Chart and figure data:

------------------------------

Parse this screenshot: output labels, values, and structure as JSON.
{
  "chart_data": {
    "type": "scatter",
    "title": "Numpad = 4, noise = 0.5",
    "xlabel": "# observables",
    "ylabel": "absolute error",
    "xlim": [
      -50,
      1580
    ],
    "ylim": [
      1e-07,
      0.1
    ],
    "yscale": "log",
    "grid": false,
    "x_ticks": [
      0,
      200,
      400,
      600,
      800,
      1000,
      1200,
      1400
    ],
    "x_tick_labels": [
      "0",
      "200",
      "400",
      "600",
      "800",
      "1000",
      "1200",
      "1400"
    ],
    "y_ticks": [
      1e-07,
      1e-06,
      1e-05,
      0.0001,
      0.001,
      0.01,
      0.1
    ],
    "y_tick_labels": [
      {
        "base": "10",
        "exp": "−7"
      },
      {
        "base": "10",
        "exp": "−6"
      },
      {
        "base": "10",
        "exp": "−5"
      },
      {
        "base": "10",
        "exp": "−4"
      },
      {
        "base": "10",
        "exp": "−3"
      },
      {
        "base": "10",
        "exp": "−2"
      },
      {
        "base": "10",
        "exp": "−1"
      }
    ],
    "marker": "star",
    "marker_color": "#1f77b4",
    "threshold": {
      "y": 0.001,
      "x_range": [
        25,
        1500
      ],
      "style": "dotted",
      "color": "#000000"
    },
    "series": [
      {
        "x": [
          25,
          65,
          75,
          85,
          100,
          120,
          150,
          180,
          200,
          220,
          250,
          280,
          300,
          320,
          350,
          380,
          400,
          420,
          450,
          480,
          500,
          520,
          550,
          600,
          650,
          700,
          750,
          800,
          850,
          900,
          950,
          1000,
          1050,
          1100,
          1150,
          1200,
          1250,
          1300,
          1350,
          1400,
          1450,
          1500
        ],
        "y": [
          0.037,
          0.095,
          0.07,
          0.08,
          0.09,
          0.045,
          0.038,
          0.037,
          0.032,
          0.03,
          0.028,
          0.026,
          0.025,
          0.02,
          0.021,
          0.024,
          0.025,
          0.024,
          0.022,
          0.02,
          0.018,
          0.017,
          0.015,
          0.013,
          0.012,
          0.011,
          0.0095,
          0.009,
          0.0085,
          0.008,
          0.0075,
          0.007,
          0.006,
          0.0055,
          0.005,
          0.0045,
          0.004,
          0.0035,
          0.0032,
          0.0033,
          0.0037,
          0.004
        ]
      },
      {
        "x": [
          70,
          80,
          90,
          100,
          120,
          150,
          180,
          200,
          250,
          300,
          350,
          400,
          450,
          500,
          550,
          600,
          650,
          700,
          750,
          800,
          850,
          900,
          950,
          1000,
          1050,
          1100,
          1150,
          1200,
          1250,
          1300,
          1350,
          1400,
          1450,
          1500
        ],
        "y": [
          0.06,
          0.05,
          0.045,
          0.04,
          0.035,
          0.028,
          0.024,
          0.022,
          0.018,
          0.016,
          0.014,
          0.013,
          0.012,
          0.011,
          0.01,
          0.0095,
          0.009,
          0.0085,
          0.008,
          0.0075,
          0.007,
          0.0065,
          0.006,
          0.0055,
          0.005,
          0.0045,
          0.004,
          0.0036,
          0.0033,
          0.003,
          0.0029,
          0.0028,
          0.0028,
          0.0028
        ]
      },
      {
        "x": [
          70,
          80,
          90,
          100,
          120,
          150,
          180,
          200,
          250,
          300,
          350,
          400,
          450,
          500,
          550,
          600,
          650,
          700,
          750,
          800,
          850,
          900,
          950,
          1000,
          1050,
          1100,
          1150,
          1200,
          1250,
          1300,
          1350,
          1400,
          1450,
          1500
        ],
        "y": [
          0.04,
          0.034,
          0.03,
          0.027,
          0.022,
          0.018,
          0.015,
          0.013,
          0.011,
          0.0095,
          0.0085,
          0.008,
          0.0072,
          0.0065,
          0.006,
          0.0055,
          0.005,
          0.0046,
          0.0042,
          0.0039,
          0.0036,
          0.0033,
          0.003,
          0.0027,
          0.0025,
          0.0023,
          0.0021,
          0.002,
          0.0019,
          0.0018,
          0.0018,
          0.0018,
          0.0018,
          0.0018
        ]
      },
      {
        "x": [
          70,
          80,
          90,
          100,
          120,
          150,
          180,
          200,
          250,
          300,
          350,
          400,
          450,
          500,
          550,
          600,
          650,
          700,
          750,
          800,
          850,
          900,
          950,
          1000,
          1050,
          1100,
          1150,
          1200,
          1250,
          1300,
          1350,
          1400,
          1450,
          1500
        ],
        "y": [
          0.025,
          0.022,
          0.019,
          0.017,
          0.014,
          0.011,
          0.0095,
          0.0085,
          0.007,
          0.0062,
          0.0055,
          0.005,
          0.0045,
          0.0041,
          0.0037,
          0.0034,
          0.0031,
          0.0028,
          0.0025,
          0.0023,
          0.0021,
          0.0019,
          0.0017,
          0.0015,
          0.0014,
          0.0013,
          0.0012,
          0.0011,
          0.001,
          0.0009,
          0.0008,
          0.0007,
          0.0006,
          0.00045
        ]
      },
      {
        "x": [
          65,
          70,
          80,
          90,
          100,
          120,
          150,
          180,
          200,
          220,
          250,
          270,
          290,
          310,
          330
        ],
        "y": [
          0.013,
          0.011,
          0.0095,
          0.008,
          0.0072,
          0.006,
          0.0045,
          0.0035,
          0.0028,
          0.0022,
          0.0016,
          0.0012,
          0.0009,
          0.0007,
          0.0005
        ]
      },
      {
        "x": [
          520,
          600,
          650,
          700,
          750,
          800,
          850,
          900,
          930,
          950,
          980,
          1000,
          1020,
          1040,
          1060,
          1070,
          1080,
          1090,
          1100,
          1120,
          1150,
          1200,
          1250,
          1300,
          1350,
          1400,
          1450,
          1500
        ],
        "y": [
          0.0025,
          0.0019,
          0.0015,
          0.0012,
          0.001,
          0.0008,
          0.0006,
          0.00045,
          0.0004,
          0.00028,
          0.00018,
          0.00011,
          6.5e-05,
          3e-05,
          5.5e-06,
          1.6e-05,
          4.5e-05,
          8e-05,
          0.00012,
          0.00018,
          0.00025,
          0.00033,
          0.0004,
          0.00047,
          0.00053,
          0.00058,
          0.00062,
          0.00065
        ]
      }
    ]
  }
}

------------------------------

**What you should do:**
Output the listing above exactly as it appears.

**Output below:**
Parse this screenshot: output labels, values, and structure as JSON.
{
  "chart_data": {
    "type": "scatter",
    "title": "Numpad = 4, noise = 0.5",
    "xlabel": "# observables",
    "ylabel": "absolute error",
    "xlim": [
      -50,
      1580
    ],
    "ylim": [
      1e-07,
      0.1
    ],
    "yscale": "log",
    "grid": false,
    "x_ticks": [
      0,
      200,
      400,
      600,
      800,
      1000,
      1200,
      1400
    ],
    "x_tick_labels": [
      "0",
      "200",
      "400",
      "600",
      "800",
      "1000",
      "1200",
      "1400"
    ],
    "y_ticks": [
      1e-07,
      1e-06,
      1e-05,
      0.0001,
      0.001,
      0.01,
      0.1
    ],
    "y_tick_labels": [
      {
        "base": "10",
        "exp": "−7"
      },
      {
        "base": "10",
        "exp": "−6"
      },
      {
        "base": "10",
        "exp": "−5"
      },
      {
        "base": "10",
        "exp": "−4"
      },
      {
        "base": "10",
        "exp": "−3"
      },
      {
        "base": "10",
        "exp": "−2"
      },
      {
        "base": "10",
        "exp": "−1"
      }
    ],
    "marker": "star",
    "marker_color": "#1f77b4",
    "threshold": {
      "y": 0.001,
      "x_range": [
        25,
        1500
      ],
      "style": "dotted",
      "color": "#000000"
    },
    "series": [
      {
        "x": [
          25,
          65,
          75,
          85,
          100,
          120,
          150,
          180,
          200,
          220,
          250,
          280,
          300,
          320,
          350,
          380,
          400,
          420,
          450,
          480,
          500,
          520,
          550,
          600,
          650,
          700,
          750,
          800,
          850,
          900,
          950,
          1000,
          1050,
          1100,
          1150,
          1200,
          1250,
          1300,
          1350,
          1400,
          1450,
          1500
        ],
        "y": [
          0.037,
          0.095,
          0.07,
          0.08,
          0.09,
          0.045,
          0.038,
          0.037,
          0.032,
          0.03,
          0.028,
          0.026,
          0.025,
          0.02,
          0.021,
          0.024,
          0.025,
          0.024,
          0.022,
          0.02,
          0.018,
          0.017,
          0.015,
          0.013,
          0.012,
          0.011,
          0.0095,
          0.009,
          0.0085,
          0.008,
          0.0075,
          0.007,
          0.006,
          0.0055,
          0.005,
          0.0045,
          0.004,
          0.0035,
          0.0032,
          0.0033,
          0.0037,
          0.004
        ]
      },
      {
        "x": [
          70,
          80,
          90,
          100,
          120,
          150,
          180,
          200,
          250,
          300,
          350,
          400,
          450,
          500,
          550,
          600,
          650,
          700,
          750,
          800,
          850,
          900,
          950,
          1000,
          1050,
          1100,
          1150,
          1200,
          1250,
          1300,
          1350,
          1400,
          1450,
          1500
        ],
        "y": [
          0.06,
          0.05,
          0.045,
          0.04,
          0.035,
          0.028,
          0.024,
          0.022,
          0.018,
          0.016,
          0.014,
          0.013,
          0.012,
          0.011,
          0.01,
          0.0095,
          0.009,
          0.0085,
          0.008,
          0.0075,
          0.007,
          0.0065,
          0.006,
          0.0055,
          0.005,
          0.0045,
          0.004,
          0.0036,
          0.0033,
          0.003,
          0.0029,
          0.0028,
          0.0028,
          0.0028
        ]
      },
      {
        "x": [
          70,
          80,
          90,
          100,
          120,
          150,
          180,
          200,
          250,
          300,
          350,
          400,
          450,
          500,
          550,
          600,
          650,
          700,
          750,
          800,
          850,
          900,
          950,
          1000,
          1050,
          1100,
          1150,
          1200,
          1250,
          1300,
          1350,
          1400,
          1450,
          1500
        ],
        "y": [
          0.04,
          0.034,
          0.03,
          0.027,
          0.022,
          0.018,
          0.015,
          0.013,
          0.011,
          0.0095,
          0.0085,
          0.008,
          0.0072,
          0.0065,
          0.006,
          0.0055,
          0.005,
          0.0046,
          0.0042,
          0.0039,
          0.0036,
          0.0033,
          0.003,
          0.0027,
          0.0025,
          0.0023,
          0.0021,
          0.002,
          0.0019,
          0.0018,
          0.0018,
          0.0018,
          0.0018,
          0.0018
        ]
      },
      {
        "x": [
          70,
          80,
          90,
          100,
          120,
          150,
          180,
          200,
          250,
          300,
          350,
          400,
          450,
          500,
          550,
          600,
          650,
          700,
          750,
          800,
          850,
          900,
          950,
          1000,
          1050,
          1100,
          1150,
          1200,
          1250,
          1300,
          1350,
          1400,
          1450,
          1500
        ],
        "y": [
          0.025,
          0.022,
          0.019,
          0.017,
          0.014,
          0.011,
          0.0095,
          0.0085,
          0.007,
          0.0062,
          0.0055,
          0.005,
          0.0045,
          0.0041,
          0.0037,
          0.0034,
          0.0031,
          0.0028,
          0.0025,
          0.0023,
          0.0021,
          0.0019,
          0.0017,
          0.0015,
          0.0014,
          0.0013,
          0.0012,
          0.0011,
          0.001,
          0.0009,
          0.0008,
          0.0007,
          0.0006,
          0.00045
        ]
      },
      {
        "x": [
          65,
          70,
          80,
          90,
          100,
          120,
          150,
          180,
          200,
          220,
          250,
          270,
          290,
          310,
          330
        ],
        "y": [
          0.013,
          0.011,
          0.0095,
          0.008,
          0.0072,
          0.006,
          0.0045,
          0.0035,
          0.0028,
          0.0022,
          0.0016,
          0.0012,
          0.0009,
          0.0007,
          0.0005
        ]
      },
      {
        "x": [
          520,
          600,
          650,
          700,
          750,
          800,
          850,
          900,
          930,
          950,
          980,
          1000,
          1020,
          1040,
          1060,
          1070,
          1080,
          1090,
          1100,
          1120,
          1150,
          1200,
          1250,
          1300,
          1350,
          1400,
          1450,
          1500
        ],
        "y": [
          0.0025,
          0.0019,
          0.0015,
          0.0012,
          0.001,
          0.0008,
          0.0006,
          0.00045,
          0.0004,
          0.00028,
          0.00018,
          0.00011,
          6.5e-05,
          3e-05,
          5.5e-06,
          1.6e-05,
          4.5e-05,
          8e-05,
          0.00012,
          0.00018,
          0.00025,
          0.00033,
          0.0004,
          0.00047,
          0.00053,
          0.00058,
          0.00062,
          0.00065
        ]
      }
    ]
  }
}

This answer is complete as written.